**Task to carry out:** Search the material for the word "revíru" and copy each line that holds it.

(Extracted data entries)

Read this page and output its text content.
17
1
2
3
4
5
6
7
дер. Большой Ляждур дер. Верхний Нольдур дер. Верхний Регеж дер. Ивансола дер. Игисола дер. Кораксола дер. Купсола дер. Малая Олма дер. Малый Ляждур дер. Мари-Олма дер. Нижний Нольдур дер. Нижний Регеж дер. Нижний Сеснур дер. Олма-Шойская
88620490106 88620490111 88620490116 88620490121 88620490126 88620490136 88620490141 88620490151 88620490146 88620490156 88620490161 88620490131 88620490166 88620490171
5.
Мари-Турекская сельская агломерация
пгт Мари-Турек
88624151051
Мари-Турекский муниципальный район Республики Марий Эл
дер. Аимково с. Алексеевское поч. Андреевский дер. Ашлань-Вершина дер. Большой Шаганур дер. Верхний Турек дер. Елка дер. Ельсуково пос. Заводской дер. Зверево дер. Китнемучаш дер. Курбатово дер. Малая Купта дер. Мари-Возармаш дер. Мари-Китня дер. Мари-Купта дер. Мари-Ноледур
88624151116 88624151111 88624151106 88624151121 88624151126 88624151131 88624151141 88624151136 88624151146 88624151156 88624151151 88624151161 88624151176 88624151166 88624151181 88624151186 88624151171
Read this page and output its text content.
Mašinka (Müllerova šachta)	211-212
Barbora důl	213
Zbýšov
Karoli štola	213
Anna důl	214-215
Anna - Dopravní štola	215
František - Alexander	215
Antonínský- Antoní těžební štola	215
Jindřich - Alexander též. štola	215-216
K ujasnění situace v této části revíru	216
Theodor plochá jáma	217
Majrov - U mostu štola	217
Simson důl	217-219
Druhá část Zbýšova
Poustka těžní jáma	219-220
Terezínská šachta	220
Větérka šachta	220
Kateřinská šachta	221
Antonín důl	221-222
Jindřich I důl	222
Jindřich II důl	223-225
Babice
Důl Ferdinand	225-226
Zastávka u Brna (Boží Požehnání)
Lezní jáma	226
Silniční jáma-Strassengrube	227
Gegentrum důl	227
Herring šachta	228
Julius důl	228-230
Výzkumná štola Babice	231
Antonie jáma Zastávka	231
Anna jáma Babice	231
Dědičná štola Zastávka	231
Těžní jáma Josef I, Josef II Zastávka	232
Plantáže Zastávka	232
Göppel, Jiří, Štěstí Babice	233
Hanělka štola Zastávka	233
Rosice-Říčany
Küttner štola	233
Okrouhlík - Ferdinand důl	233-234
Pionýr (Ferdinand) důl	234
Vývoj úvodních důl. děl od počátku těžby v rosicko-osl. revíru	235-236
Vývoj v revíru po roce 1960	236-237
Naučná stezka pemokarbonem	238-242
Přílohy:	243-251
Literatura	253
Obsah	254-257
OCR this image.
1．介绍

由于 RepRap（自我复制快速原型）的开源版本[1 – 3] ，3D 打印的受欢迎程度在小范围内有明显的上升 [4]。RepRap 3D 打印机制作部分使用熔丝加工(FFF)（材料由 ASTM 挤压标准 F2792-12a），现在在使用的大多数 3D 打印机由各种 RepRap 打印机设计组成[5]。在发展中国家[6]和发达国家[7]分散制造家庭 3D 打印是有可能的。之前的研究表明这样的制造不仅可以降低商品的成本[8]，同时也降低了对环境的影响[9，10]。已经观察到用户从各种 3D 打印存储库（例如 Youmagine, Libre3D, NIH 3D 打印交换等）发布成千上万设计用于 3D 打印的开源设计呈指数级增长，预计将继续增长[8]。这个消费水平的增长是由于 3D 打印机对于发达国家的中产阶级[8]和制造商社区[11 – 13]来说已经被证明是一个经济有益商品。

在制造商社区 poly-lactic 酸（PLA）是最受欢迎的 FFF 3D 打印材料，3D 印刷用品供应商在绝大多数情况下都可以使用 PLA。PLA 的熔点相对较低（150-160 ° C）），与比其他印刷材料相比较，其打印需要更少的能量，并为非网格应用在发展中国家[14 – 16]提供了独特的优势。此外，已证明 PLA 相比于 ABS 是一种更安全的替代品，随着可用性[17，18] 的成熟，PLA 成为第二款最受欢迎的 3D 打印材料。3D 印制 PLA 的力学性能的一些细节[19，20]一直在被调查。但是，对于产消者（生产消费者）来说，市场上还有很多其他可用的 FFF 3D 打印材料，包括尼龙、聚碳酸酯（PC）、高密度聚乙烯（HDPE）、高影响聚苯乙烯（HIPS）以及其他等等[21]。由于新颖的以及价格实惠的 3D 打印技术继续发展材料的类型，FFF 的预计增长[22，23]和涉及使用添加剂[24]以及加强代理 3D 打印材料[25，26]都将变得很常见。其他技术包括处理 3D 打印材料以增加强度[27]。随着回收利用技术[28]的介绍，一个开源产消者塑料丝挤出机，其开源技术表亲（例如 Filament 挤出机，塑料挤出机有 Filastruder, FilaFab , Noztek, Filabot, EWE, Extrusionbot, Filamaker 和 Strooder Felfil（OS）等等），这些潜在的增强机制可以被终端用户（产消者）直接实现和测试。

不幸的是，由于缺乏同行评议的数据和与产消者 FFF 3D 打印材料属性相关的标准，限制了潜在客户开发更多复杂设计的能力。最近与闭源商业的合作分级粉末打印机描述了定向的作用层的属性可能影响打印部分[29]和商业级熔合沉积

**Exercise output:**
K ujasnění situace v této části revíru	216
Vývoj úvodních důl. děl od počátku těžby v rosicko-osl. revíru	235-236
Vývoj v revíru po roce 1960	236-237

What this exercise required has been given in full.